Records from a data collection
_ _ _ _
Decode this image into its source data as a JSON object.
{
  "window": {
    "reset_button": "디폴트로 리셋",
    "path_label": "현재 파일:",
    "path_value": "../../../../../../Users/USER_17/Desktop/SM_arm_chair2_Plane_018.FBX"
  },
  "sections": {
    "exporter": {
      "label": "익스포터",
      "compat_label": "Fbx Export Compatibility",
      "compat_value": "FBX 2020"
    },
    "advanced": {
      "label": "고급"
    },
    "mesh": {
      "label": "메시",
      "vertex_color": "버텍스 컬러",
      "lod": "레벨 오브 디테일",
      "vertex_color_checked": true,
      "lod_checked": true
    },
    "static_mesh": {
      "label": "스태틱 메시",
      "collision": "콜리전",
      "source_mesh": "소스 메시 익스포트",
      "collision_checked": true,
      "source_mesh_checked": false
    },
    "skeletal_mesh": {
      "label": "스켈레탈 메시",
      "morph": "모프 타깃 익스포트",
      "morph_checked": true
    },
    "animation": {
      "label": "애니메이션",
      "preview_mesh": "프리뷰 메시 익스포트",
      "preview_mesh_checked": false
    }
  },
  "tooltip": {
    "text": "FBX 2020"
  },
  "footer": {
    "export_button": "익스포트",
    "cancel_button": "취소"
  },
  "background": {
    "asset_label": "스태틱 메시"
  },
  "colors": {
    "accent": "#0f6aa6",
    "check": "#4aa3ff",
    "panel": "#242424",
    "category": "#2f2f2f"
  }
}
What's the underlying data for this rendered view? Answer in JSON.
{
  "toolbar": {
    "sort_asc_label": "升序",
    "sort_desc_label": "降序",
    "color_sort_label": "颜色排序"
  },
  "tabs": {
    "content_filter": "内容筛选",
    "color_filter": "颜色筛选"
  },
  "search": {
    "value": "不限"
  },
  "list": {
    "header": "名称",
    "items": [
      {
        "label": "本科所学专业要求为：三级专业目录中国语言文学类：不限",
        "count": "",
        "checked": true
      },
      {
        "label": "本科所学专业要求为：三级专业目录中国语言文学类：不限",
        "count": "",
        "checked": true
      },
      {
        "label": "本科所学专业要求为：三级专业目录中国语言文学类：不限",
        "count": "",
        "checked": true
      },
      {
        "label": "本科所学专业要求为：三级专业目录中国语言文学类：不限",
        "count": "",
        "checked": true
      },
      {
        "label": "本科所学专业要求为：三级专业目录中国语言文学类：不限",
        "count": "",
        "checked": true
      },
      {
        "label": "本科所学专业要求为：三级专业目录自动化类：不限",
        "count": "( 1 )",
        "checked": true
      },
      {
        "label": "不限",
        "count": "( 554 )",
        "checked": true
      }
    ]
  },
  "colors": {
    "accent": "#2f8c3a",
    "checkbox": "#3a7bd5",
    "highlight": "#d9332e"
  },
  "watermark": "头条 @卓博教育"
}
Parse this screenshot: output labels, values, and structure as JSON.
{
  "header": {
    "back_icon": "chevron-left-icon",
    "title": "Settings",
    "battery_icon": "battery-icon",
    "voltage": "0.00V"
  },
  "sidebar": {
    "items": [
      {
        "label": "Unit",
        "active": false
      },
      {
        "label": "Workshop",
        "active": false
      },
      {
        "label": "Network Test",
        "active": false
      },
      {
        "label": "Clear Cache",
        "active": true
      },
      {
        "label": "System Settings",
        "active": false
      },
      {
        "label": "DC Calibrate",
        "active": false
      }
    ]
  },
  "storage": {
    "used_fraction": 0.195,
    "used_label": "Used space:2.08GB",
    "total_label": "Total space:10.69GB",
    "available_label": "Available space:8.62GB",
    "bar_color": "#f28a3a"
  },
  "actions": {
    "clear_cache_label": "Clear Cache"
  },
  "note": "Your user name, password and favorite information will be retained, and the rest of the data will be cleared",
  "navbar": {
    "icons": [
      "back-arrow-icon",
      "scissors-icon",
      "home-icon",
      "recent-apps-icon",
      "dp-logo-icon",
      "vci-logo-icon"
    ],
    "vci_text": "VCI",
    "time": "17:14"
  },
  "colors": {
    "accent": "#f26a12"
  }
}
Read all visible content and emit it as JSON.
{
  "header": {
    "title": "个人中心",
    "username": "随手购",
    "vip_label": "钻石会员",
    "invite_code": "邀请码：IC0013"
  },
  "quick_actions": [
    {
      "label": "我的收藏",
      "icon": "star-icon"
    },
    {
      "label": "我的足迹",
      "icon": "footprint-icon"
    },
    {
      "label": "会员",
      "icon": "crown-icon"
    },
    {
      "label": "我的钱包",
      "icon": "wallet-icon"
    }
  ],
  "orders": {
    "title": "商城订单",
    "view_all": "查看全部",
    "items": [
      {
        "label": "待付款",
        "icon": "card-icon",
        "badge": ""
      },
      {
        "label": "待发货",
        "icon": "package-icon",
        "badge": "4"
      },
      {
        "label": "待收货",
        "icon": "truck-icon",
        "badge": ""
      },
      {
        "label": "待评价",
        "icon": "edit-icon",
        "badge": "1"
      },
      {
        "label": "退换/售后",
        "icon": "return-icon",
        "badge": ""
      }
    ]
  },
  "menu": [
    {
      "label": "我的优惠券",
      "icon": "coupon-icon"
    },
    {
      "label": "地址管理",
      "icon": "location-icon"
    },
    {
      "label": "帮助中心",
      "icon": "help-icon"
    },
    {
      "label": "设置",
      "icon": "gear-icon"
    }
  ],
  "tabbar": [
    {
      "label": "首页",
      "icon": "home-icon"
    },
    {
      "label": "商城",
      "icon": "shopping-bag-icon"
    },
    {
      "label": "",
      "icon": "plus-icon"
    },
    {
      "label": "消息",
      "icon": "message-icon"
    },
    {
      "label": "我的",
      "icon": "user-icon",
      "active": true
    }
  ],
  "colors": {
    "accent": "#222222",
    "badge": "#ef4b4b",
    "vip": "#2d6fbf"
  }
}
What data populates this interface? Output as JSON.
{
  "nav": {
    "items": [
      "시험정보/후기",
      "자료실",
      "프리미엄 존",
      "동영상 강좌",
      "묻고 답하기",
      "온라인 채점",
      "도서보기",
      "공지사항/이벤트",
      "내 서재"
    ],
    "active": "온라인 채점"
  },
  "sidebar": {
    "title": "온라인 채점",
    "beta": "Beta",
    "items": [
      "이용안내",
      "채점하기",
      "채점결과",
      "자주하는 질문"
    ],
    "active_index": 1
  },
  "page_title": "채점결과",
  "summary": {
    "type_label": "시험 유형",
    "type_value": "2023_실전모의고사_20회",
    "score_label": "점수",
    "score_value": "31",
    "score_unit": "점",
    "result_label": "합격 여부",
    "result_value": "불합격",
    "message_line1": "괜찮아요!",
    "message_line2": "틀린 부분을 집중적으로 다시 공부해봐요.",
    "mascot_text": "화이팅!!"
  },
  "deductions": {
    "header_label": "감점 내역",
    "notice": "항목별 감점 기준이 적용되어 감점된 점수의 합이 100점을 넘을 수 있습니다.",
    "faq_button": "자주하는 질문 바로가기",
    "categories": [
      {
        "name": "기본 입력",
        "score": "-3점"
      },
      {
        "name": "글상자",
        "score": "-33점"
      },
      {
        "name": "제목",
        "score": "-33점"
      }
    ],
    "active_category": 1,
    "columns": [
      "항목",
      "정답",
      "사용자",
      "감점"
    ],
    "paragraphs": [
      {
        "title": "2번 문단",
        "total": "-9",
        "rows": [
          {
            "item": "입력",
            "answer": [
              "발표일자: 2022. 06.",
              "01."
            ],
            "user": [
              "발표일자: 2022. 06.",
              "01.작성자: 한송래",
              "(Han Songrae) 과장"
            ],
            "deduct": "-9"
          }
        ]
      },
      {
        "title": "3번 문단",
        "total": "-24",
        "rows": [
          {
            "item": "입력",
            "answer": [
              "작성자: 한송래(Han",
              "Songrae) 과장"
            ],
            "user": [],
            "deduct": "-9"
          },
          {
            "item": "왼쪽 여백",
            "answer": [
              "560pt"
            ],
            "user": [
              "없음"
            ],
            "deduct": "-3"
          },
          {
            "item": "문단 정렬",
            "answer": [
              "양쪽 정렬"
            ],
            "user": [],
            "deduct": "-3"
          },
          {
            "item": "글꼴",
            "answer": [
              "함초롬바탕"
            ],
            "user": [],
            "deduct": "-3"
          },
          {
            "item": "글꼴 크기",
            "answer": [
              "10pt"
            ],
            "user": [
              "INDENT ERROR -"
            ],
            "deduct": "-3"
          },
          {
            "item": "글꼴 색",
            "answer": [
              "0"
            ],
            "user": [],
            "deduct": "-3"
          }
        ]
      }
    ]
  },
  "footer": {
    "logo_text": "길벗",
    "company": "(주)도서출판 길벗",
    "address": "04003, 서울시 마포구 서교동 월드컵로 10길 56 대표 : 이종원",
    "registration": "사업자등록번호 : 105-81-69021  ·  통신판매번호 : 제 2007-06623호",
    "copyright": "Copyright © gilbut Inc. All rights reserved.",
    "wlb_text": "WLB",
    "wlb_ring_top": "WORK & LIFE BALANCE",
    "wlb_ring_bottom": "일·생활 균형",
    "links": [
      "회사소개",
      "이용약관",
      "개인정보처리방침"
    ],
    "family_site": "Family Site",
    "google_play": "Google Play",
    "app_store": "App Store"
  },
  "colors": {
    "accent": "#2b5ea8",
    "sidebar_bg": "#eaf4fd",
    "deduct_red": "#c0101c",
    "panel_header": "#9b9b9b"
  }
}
_ _ _ _
### Exercise directions
Find the word "What" and list each line it appears in.

### Answer to the exercise
What's the underlying data for this rendered view? Answer in JSON.
What data populates this interface? Output as JSON.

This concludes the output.